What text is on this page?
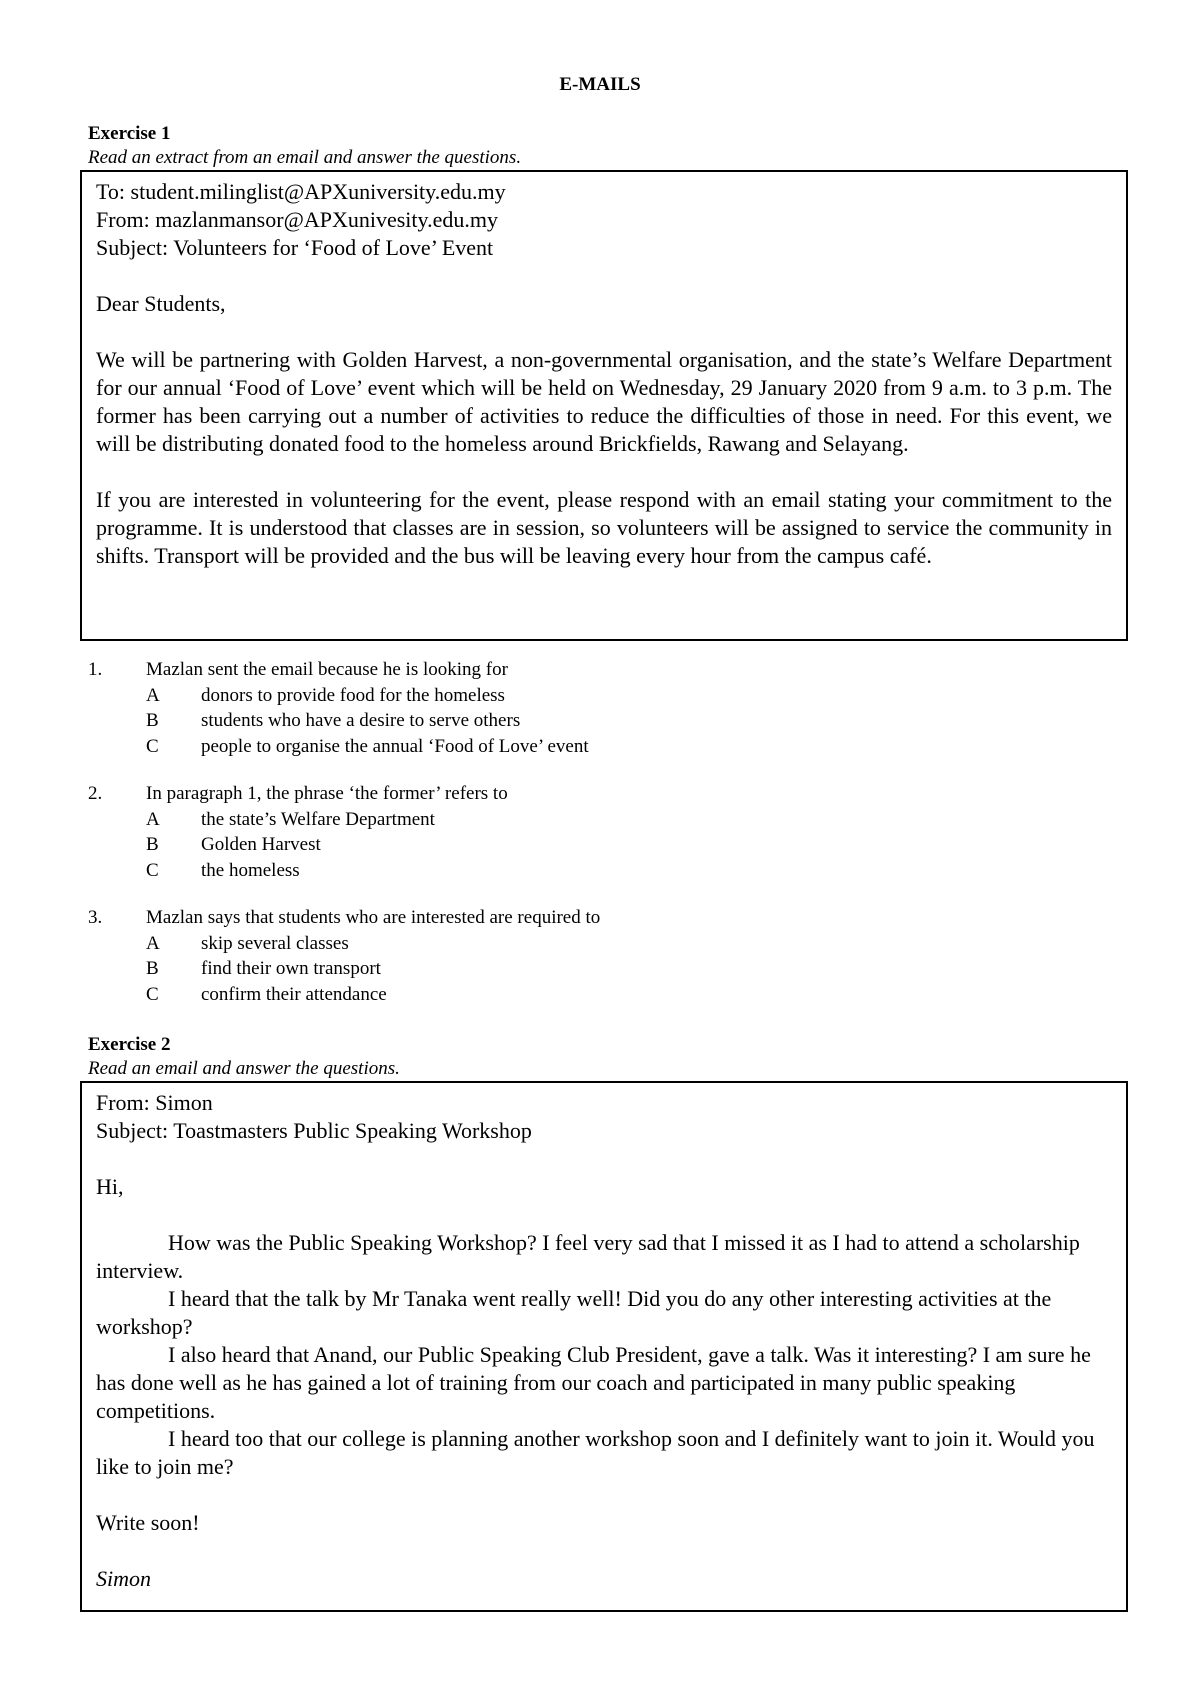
E-MAILS
Exercise 1
Read an extract from an email and answer the questions.

To: student.milinglist@APXuniversity.edu.my

From: mazlanmansor@APXunivesity.edu.my

Subject: Volunteers for ‘Food of Love’ Event

Dear Students,

We will be partnering with Golden Harvest, a non-governmental organisation, and the state’s Welfare Department for our annual ‘Food of Love’ event which will be held on Wednesday, 29 January 2020 from 9 a.m. to 3 p.m. The former has been carrying out a number of activities to reduce the difficulties of those in need. For this event, we will be distributing donated food to the homeless around Brickfields, Rawang and Selayang.

If you are interested in volunteering for the event, please respond with an email stating your commitment to the programme. It is understood that classes are in session, so volunteers will be assigned to service the community in shifts. Transport will be provided and the bus will be leaving every hour from the campus café.

1.	Mazlan sent the email because he is looking for
A	donors to provide food for the homeless
B	students who have a desire to serve others
C	people to organise the annual ‘Food of Love’ event
2.	In paragraph 1, the phrase ‘the former’ refers to
A	the state’s Welfare Department
B	Golden Harvest
C	the homeless
3.	Mazlan says that students who are interested are required to
A	skip several classes
B	find their own transport
C	confirm their attendance
Exercise 2
Read an email and answer the questions.

From: Simon

Subject: Toastmasters Public Speaking Workshop

Hi,

How was the Public Speaking Workshop? I feel very sad that I missed it as I had to attend a scholarship interview.

I heard that the talk by Mr Tanaka went really well! Did you do any other interesting activities at the workshop?

I also heard that Anand, our Public Speaking Club President, gave a talk. Was it interesting? I am sure he has done well as he has gained a lot of training from our coach and participated in many public speaking competitions.

I heard too that our college is planning another workshop soon and I definitely want to join it. Would you like to join me?

Write soon!

Simon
============================================================
Scan the data above and copy every line with "Subject" in it.

Subject: Volunteers for ‘Food of Love’ Event
Subject: Toastmasters Public Speaking Workshop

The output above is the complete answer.